### TASK INSTRUCTIONS
Each line that follows should be printed again exactly as it stands.

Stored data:
------------------------

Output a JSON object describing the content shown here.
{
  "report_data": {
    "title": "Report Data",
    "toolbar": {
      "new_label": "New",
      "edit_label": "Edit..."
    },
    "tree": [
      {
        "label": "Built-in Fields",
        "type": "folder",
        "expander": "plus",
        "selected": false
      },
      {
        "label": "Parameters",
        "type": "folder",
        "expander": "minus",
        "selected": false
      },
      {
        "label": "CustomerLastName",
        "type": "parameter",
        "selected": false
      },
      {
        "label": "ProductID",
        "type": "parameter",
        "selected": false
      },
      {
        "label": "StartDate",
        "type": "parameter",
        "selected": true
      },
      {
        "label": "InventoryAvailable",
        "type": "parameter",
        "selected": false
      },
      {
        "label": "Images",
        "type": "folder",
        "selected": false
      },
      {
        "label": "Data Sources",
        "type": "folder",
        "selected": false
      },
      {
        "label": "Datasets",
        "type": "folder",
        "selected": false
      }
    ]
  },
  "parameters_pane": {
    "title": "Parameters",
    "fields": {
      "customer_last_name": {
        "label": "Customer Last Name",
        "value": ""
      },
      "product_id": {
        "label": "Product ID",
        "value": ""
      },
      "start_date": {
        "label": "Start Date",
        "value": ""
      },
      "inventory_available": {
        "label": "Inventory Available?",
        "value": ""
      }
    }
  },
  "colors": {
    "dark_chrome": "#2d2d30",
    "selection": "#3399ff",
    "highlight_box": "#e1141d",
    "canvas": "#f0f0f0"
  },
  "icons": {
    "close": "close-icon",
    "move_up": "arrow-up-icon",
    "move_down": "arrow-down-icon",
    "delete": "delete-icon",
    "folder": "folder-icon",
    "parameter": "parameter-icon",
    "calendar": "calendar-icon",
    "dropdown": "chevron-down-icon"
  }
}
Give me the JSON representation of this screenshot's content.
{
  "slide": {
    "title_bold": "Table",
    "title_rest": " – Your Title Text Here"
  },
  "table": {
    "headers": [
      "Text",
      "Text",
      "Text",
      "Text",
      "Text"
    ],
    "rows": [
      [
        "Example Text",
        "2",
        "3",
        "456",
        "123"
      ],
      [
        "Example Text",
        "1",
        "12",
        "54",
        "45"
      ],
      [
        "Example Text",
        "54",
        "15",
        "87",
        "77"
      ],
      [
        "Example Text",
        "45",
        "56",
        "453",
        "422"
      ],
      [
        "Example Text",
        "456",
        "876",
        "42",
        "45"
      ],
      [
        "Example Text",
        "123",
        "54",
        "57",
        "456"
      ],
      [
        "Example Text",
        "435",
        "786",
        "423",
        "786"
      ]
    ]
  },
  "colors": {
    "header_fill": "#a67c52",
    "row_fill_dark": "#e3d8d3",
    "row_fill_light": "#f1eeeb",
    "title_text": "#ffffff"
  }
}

------------------------

### EXERCISE RESPONSE
Output a JSON object describing the content shown here.
{
  "report_data": {
    "title": "Report Data",
    "toolbar": {
      "new_label": "New",
      "edit_label": "Edit..."
    },
    "tree": [
      {
        "label": "Built-in Fields",
        "type": "folder",
        "expander": "plus",
        "selected": false
      },
      {
        "label": "Parameters",
        "type": "folder",
        "expander": "minus",
        "selected": false
      },
      {
        "label": "CustomerLastName",
        "type": "parameter",
        "selected": false
      },
      {
        "label": "ProductID",
        "type": "parameter",
        "selected": false
      },
      {
        "label": "StartDate",
        "type": "parameter",
        "selected": true
      },
      {
        "label": "InventoryAvailable",
        "type": "parameter",
        "selected": false
      },
      {
        "label": "Images",
        "type": "folder",
        "selected": false
      },
      {
        "label": "Data Sources",
        "type": "folder",
        "selected": false
      },
      {
        "label": "Datasets",
        "type": "folder",
        "selected": false
      }
    ]
  },
  "parameters_pane": {
    "title": "Parameters",
    "fields": {
      "customer_last_name": {
        "label": "Customer Last Name",
        "value": ""
      },
      "product_id": {
        "label": "Product ID",
        "value": ""
      },
      "start_date": {
        "label": "Start Date",
        "value": ""
      },
      "inventory_available": {
        "label": "Inventory Available?",
        "value": ""
      }
    }
  },
  "colors": {
    "dark_chrome": "#2d2d30",
    "selection": "#3399ff",
    "highlight_box": "#e1141d",
    "canvas": "#f0f0f0"
  },
  "icons": {
    "close": "close-icon",
    "move_up": "arrow-up-icon",
    "move_down": "arrow-down-icon",
    "delete": "delete-icon",
    "folder": "folder-icon",
    "parameter": "parameter-icon",
    "calendar": "calendar-icon",
    "dropdown": "chevron-down-icon"
  }
}
Give me the JSON representation of this screenshot's content.
{
  "slide": {
    "title_bold": "Table",
    "title_rest": " – Your Title Text Here"
  },
  "table": {
    "headers": [
      "Text",
      "Text",
      "Text",
      "Text",
      "Text"
    ],
    "rows": [
      [
        "Example Text",
        "2",
        "3",
        "456",
        "123"
      ],
      [
        "Example Text",
        "1",
        "12",
        "54",
        "45"
      ],
      [
        "Example Text",
        "54",
        "15",
        "87",
        "77"
      ],
      [
        "Example Text",
        "45",
        "56",
        "453",
        "422"
      ],
      [
        "Example Text",
        "456",
        "876",
        "42",
        "45"
      ],
      [
        "Example Text",
        "123",
        "54",
        "57",
        "456"
      ],
      [
        "Example Text",
        "435",
        "786",
        "423",
        "786"
      ]
    ]
  },
  "colors": {
    "header_fill": "#a67c52",
    "row_fill_dark": "#e3d8d3",
    "row_fill_light": "#f1eeeb",
    "title_text": "#ffffff"
  }
}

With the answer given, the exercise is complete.